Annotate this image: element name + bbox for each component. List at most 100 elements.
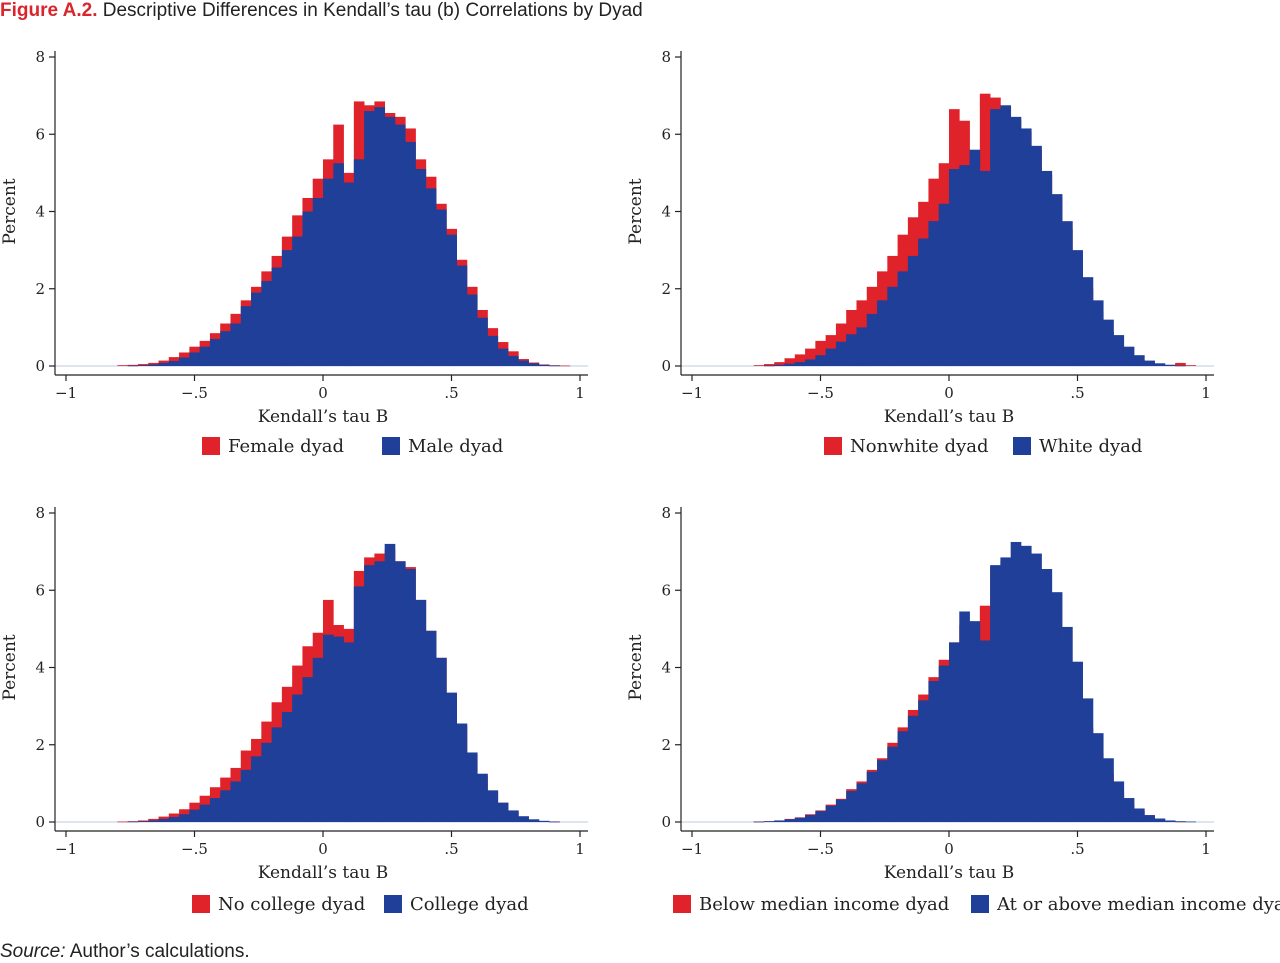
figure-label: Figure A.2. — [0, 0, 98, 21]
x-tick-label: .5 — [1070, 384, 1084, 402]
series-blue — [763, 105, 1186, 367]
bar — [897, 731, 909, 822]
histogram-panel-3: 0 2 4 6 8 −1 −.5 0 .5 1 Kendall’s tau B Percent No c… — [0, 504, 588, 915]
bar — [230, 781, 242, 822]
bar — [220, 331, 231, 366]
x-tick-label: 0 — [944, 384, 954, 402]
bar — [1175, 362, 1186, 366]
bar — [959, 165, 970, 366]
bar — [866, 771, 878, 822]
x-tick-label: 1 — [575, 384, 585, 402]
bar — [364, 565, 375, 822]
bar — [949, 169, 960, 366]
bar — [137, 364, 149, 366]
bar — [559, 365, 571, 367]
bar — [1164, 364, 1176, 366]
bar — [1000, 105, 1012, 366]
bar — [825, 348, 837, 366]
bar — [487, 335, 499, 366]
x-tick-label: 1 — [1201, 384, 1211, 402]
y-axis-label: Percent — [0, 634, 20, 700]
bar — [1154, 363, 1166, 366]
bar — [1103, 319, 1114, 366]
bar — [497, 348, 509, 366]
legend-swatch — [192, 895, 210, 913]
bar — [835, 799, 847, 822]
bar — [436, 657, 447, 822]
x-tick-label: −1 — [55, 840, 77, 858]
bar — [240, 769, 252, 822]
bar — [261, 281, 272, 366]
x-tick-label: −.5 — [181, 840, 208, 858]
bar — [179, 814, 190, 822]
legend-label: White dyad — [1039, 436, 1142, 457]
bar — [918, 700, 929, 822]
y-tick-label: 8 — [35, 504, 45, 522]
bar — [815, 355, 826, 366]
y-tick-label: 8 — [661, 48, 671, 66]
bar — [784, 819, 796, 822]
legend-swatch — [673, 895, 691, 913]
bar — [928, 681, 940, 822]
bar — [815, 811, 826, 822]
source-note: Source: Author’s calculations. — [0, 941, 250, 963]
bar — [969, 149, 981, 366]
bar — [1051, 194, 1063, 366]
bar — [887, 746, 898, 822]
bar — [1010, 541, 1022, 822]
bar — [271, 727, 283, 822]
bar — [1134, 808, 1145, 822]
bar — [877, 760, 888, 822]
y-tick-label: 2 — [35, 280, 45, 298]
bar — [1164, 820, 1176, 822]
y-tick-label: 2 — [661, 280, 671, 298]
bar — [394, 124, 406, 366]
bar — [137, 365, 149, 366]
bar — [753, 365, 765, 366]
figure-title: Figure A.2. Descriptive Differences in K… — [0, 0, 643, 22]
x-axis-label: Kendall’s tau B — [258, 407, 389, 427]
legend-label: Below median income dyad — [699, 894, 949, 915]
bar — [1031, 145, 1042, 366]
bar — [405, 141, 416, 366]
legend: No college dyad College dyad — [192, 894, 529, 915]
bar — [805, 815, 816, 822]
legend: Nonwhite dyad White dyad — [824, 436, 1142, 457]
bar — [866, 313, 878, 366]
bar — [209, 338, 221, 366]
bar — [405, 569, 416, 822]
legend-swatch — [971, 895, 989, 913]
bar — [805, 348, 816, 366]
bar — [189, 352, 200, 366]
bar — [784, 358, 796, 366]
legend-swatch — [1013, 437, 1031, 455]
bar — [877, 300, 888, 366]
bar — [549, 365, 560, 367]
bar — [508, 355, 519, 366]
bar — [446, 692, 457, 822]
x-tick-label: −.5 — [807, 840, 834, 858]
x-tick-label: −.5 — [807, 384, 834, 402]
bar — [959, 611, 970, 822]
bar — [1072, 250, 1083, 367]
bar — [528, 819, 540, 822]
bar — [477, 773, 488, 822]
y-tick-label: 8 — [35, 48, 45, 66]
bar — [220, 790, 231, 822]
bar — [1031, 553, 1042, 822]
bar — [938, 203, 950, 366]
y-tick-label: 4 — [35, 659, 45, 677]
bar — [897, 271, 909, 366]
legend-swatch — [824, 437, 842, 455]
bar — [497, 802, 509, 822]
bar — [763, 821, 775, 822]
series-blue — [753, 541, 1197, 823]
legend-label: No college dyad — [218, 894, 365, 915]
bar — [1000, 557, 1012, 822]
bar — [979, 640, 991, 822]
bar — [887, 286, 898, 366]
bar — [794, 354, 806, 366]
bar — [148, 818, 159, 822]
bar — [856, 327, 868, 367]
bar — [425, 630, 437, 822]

--- --- ---

• Exercise directions:
Retype every line of the records above character for character, leaving the pictures out of your answer.

• Reply to the task:
Annotate this image: element name + bbox for each component. List at most 100 elements.
figure-label: Figure A.2. — [0, 0, 98, 21]
x-tick-label: .5 — [1070, 384, 1084, 402]
series-blue — [763, 105, 1186, 367]
bar — [897, 731, 909, 822]
histogram-panel-3: 0 2 4 6 8 −1 −.5 0 .5 1 Kendall’s tau B Percent No c… — [0, 504, 588, 915]
bar — [230, 781, 242, 822]
bar — [220, 331, 231, 366]
x-tick-label: 0 — [944, 384, 954, 402]
bar — [1175, 362, 1186, 366]
bar — [959, 165, 970, 366]
bar — [866, 771, 878, 822]
x-tick-label: 1 — [575, 384, 585, 402]
bar — [364, 565, 375, 822]
bar — [949, 169, 960, 366]
bar — [137, 364, 149, 366]
bar — [559, 365, 571, 367]
bar — [1164, 364, 1176, 366]
bar — [1000, 105, 1012, 366]
bar — [825, 348, 837, 366]
bar — [487, 335, 499, 366]
x-tick-label: 1 — [1201, 384, 1211, 402]
y-axis-label: Percent — [0, 634, 20, 700]
bar — [1154, 363, 1166, 366]
bar — [1103, 319, 1114, 366]
bar — [497, 348, 509, 366]
legend-swatch — [192, 895, 210, 913]
bar — [835, 799, 847, 822]
bar — [436, 657, 447, 822]
x-tick-label: −1 — [55, 840, 77, 858]
bar — [240, 769, 252, 822]
bar — [261, 281, 272, 366]
x-tick-label: −.5 — [181, 840, 208, 858]
bar — [179, 814, 190, 822]
legend-label: White dyad — [1039, 436, 1142, 457]
bar — [918, 700, 929, 822]
y-tick-label: 8 — [35, 504, 45, 522]
bar — [815, 355, 826, 366]
y-tick-label: 8 — [661, 48, 671, 66]
bar — [784, 819, 796, 822]
legend-swatch — [673, 895, 691, 913]
bar — [928, 681, 940, 822]
bar — [815, 811, 826, 822]
source-note: Source: Author’s calculations. — [0, 941, 250, 963]
bar — [969, 149, 981, 366]
bar — [1051, 194, 1063, 366]
bar — [887, 746, 898, 822]
bar — [1010, 541, 1022, 822]
bar — [271, 727, 283, 822]
bar — [1134, 808, 1145, 822]
bar — [877, 760, 888, 822]
y-tick-label: 2 — [35, 280, 45, 298]
bar — [1164, 820, 1176, 822]
y-tick-label: 2 — [661, 280, 671, 298]
bar — [394, 124, 406, 366]
bar — [137, 365, 149, 366]
bar — [753, 365, 765, 366]
figure-title: Figure A.2. Descriptive Differences in K… — [0, 0, 643, 22]
x-axis-label: Kendall’s tau B — [258, 407, 389, 427]
legend-label: Below median income dyad — [699, 894, 949, 915]
bar — [1031, 145, 1042, 366]
bar — [405, 141, 416, 366]
legend: No college dyad College dyad — [192, 894, 529, 915]
bar — [805, 815, 816, 822]
legend: Nonwhite dyad White dyad — [824, 436, 1142, 457]
bar — [866, 313, 878, 366]
bar — [209, 338, 221, 366]
bar — [405, 569, 416, 822]
legend-swatch — [971, 895, 989, 913]
bar — [805, 348, 816, 366]
bar — [189, 352, 200, 366]
bar — [784, 358, 796, 366]
legend-swatch — [1013, 437, 1031, 455]
bar — [877, 300, 888, 366]
bar — [549, 365, 560, 367]
bar — [508, 355, 519, 366]
bar — [446, 692, 457, 822]
x-tick-label: −.5 — [807, 840, 834, 858]
x-tick-label: −.5 — [807, 384, 834, 402]
bar — [959, 611, 970, 822]
bar — [1072, 250, 1083, 367]
bar — [528, 819, 540, 822]
bar — [477, 773, 488, 822]
y-tick-label: 8 — [35, 48, 45, 66]
bar — [220, 790, 231, 822]
bar — [1031, 553, 1042, 822]
bar — [938, 203, 950, 366]
y-tick-label: 4 — [35, 659, 45, 677]
bar — [897, 271, 909, 366]
legend-swatch — [824, 437, 842, 455]
bar — [497, 802, 509, 822]
bar — [763, 821, 775, 822]
series-blue — [753, 541, 1197, 823]
legend-label: No college dyad — [218, 894, 365, 915]
bar — [1000, 557, 1012, 822]
bar — [979, 640, 991, 822]
bar — [887, 286, 898, 366]
bar — [794, 354, 806, 366]
bar — [148, 818, 159, 822]
bar — [856, 327, 868, 367]
bar — [425, 630, 437, 822]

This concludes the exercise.